━━ Supplied information ━━
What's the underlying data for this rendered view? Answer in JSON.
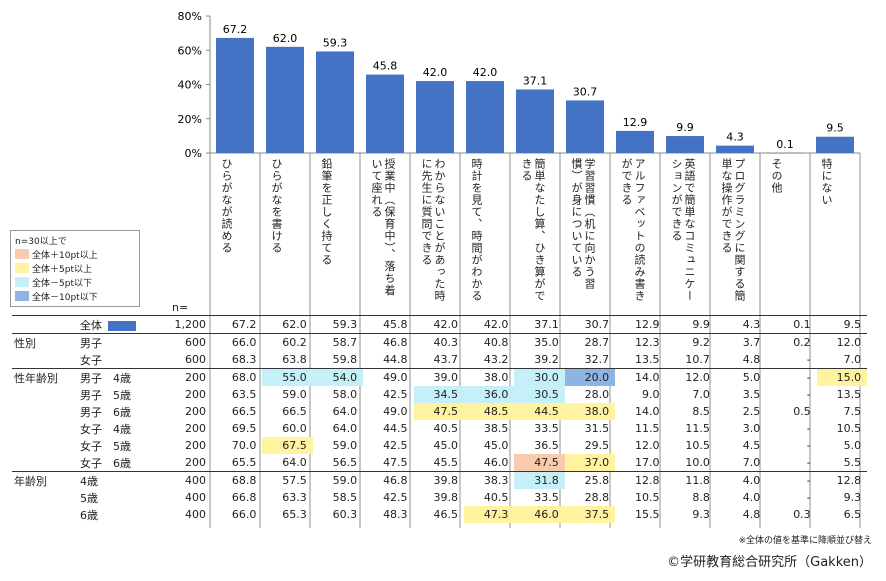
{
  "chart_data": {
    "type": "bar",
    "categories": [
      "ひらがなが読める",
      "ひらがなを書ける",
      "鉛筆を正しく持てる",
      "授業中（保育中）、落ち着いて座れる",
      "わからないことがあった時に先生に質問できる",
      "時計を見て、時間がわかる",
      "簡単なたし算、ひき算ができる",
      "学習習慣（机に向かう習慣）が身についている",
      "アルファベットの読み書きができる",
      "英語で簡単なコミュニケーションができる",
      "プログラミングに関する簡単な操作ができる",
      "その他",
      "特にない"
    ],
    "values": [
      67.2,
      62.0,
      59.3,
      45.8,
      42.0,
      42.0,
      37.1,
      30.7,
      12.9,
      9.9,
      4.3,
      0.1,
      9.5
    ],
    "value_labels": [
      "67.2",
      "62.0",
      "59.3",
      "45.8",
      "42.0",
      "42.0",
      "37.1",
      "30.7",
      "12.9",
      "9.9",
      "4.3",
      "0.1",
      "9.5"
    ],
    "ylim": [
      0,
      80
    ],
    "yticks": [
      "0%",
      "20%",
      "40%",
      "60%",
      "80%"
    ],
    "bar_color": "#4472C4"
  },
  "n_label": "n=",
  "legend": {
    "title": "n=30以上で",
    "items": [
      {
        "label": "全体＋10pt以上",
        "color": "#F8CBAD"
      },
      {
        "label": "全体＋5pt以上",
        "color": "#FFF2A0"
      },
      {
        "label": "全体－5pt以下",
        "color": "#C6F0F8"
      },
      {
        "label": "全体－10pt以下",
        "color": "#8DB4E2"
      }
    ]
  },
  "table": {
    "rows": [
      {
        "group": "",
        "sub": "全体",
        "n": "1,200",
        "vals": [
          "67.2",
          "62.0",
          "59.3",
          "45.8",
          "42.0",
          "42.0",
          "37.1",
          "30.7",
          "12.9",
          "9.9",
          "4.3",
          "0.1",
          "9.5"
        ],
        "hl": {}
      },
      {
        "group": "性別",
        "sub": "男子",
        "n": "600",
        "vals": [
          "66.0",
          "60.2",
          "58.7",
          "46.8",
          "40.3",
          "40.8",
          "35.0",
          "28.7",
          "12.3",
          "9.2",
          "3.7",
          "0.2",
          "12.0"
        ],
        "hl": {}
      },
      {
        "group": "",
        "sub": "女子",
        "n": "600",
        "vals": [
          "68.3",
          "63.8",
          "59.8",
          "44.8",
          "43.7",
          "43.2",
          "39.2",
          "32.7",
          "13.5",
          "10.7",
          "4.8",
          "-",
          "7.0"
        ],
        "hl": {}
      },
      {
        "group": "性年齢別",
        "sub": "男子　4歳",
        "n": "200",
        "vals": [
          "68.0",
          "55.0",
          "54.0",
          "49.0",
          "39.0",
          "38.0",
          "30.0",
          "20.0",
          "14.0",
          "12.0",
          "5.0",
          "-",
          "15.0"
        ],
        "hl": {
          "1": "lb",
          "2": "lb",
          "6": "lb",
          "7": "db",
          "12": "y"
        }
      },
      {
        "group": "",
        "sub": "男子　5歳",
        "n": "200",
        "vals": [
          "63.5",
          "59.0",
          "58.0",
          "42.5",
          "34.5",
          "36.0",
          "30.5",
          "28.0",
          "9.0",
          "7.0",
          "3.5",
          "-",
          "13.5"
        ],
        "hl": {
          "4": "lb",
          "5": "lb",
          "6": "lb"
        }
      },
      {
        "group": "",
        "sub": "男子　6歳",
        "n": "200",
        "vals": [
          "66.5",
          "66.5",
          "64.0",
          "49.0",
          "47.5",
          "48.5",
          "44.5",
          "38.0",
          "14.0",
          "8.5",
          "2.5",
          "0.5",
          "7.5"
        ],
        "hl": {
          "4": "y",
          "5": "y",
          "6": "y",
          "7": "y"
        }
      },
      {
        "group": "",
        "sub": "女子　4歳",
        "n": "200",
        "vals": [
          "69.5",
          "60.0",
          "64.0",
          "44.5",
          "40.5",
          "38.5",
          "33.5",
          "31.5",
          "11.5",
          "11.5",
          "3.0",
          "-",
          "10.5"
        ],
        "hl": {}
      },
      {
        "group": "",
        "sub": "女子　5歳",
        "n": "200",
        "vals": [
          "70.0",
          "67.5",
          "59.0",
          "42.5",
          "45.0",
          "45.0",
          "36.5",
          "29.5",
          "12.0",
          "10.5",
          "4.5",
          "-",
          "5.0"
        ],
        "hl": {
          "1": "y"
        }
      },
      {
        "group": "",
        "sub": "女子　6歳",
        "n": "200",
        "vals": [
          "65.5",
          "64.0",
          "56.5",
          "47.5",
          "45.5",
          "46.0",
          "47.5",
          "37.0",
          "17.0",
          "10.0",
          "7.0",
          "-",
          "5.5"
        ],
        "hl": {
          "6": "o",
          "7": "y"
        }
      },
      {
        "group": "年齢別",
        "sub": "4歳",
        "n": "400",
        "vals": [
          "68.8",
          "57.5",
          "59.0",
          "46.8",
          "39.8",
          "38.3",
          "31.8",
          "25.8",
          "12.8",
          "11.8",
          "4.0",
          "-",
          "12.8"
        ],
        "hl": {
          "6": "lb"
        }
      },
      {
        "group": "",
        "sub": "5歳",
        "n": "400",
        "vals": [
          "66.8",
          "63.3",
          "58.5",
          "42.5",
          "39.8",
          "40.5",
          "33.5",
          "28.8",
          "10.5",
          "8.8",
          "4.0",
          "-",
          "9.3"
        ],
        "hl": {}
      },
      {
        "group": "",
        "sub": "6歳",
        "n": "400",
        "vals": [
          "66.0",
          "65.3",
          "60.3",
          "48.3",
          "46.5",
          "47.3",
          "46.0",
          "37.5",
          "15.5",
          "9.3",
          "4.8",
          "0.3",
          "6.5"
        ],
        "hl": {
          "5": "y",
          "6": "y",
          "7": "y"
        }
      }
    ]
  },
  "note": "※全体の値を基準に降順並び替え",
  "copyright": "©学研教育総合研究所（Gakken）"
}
━━━
## Short problem:
Copy the whole listing above word for word but do not carry over the pictures.

## Solution below:
What's the underlying data for this rendered view? Answer in JSON.
{
  "chart_data": {
    "type": "bar",
    "categories": [
      "ひらがなが読める",
      "ひらがなを書ける",
      "鉛筆を正しく持てる",
      "授業中（保育中）、落ち着いて座れる",
      "わからないことがあった時に先生に質問できる",
      "時計を見て、時間がわかる",
      "簡単なたし算、ひき算ができる",
      "学習習慣（机に向かう習慣）が身についている",
      "アルファベットの読み書きができる",
      "英語で簡単なコミュニケーションができる",
      "プログラミングに関する簡単な操作ができる",
      "その他",
      "特にない"
    ],
    "values": [
      67.2,
      62.0,
      59.3,
      45.8,
      42.0,
      42.0,
      37.1,
      30.7,
      12.9,
      9.9,
      4.3,
      0.1,
      9.5
    ],
    "value_labels": [
      "67.2",
      "62.0",
      "59.3",
      "45.8",
      "42.0",
      "42.0",
      "37.1",
      "30.7",
      "12.9",
      "9.9",
      "4.3",
      "0.1",
      "9.5"
    ],
    "ylim": [
      0,
      80
    ],
    "yticks": [
      "0%",
      "20%",
      "40%",
      "60%",
      "80%"
    ],
    "bar_color": "#4472C4"
  },
  "n_label": "n=",
  "legend": {
    "title": "n=30以上で",
    "items": [
      {
        "label": "全体＋10pt以上",
        "color": "#F8CBAD"
      },
      {
        "label": "全体＋5pt以上",
        "color": "#FFF2A0"
      },
      {
        "label": "全体－5pt以下",
        "color": "#C6F0F8"
      },
      {
        "label": "全体－10pt以下",
        "color": "#8DB4E2"
      }
    ]
  },
  "table": {
    "rows": [
      {
        "group": "",
        "sub": "全体",
        "n": "1,200",
        "vals": [
          "67.2",
          "62.0",
          "59.3",
          "45.8",
          "42.0",
          "42.0",
          "37.1",
          "30.7",
          "12.9",
          "9.9",
          "4.3",
          "0.1",
          "9.5"
        ],
        "hl": {}
      },
      {
        "group": "性別",
        "sub": "男子",
        "n": "600",
        "vals": [
          "66.0",
          "60.2",
          "58.7",
          "46.8",
          "40.3",
          "40.8",
          "35.0",
          "28.7",
          "12.3",
          "9.2",
          "3.7",
          "0.2",
          "12.0"
        ],
        "hl": {}
      },
      {
        "group": "",
        "sub": "女子",
        "n": "600",
        "vals": [
          "68.3",
          "63.8",
          "59.8",
          "44.8",
          "43.7",
          "43.2",
          "39.2",
          "32.7",
          "13.5",
          "10.7",
          "4.8",
          "-",
          "7.0"
        ],
        "hl": {}
      },
      {
        "group": "性年齢別",
        "sub": "男子　4歳",
        "n": "200",
        "vals": [
          "68.0",
          "55.0",
          "54.0",
          "49.0",
          "39.0",
          "38.0",
          "30.0",
          "20.0",
          "14.0",
          "12.0",
          "5.0",
          "-",
          "15.0"
        ],
        "hl": {
          "1": "lb",
          "2": "lb",
          "6": "lb",
          "7": "db",
          "12": "y"
        }
      },
      {
        "group": "",
        "sub": "男子　5歳",
        "n": "200",
        "vals": [
          "63.5",
          "59.0",
          "58.0",
          "42.5",
          "34.5",
          "36.0",
          "30.5",
          "28.0",
          "9.0",
          "7.0",
          "3.5",
          "-",
          "13.5"
        ],
        "hl": {
          "4": "lb",
          "5": "lb",
          "6": "lb"
        }
      },
      {
        "group": "",
        "sub": "男子　6歳",
        "n": "200",
        "vals": [
          "66.5",
          "66.5",
          "64.0",
          "49.0",
          "47.5",
          "48.5",
          "44.5",
          "38.0",
          "14.0",
          "8.5",
          "2.5",
          "0.5",
          "7.5"
        ],
        "hl": {
          "4": "y",
          "5": "y",
          "6": "y",
          "7": "y"
        }
      },
      {
        "group": "",
        "sub": "女子　4歳",
        "n": "200",
        "vals": [
          "69.5",
          "60.0",
          "64.0",
          "44.5",
          "40.5",
          "38.5",
          "33.5",
          "31.5",
          "11.5",
          "11.5",
          "3.0",
          "-",
          "10.5"
        ],
        "hl": {}
      },
      {
        "group": "",
        "sub": "女子　5歳",
        "n": "200",
        "vals": [
          "70.0",
          "67.5",
          "59.0",
          "42.5",
          "45.0",
          "45.0",
          "36.5",
          "29.5",
          "12.0",
          "10.5",
          "4.5",
          "-",
          "5.0"
        ],
        "hl": {
          "1": "y"
        }
      },
      {
        "group": "",
        "sub": "女子　6歳",
        "n": "200",
        "vals": [
          "65.5",
          "64.0",
          "56.5",
          "47.5",
          "45.5",
          "46.0",
          "47.5",
          "37.0",
          "17.0",
          "10.0",
          "7.0",
          "-",
          "5.5"
        ],
        "hl": {
          "6": "o",
          "7": "y"
        }
      },
      {
        "group": "年齢別",
        "sub": "4歳",
        "n": "400",
        "vals": [
          "68.8",
          "57.5",
          "59.0",
          "46.8",
          "39.8",
          "38.3",
          "31.8",
          "25.8",
          "12.8",
          "11.8",
          "4.0",
          "-",
          "12.8"
        ],
        "hl": {
          "6": "lb"
        }
      },
      {
        "group": "",
        "sub": "5歳",
        "n": "400",
        "vals": [
          "66.8",
          "63.3",
          "58.5",
          "42.5",
          "39.8",
          "40.5",
          "33.5",
          "28.8",
          "10.5",
          "8.8",
          "4.0",
          "-",
          "9.3"
        ],
        "hl": {}
      },
      {
        "group": "",
        "sub": "6歳",
        "n": "400",
        "vals": [
          "66.0",
          "65.3",
          "60.3",
          "48.3",
          "46.5",
          "47.3",
          "46.0",
          "37.5",
          "15.5",
          "9.3",
          "4.8",
          "0.3",
          "6.5"
        ],
        "hl": {
          "5": "y",
          "6": "y",
          "7": "y"
        }
      }
    ]
  },
  "note": "※全体の値を基準に降順並び替え",
  "copyright": "©学研教育総合研究所（Gakken）"
}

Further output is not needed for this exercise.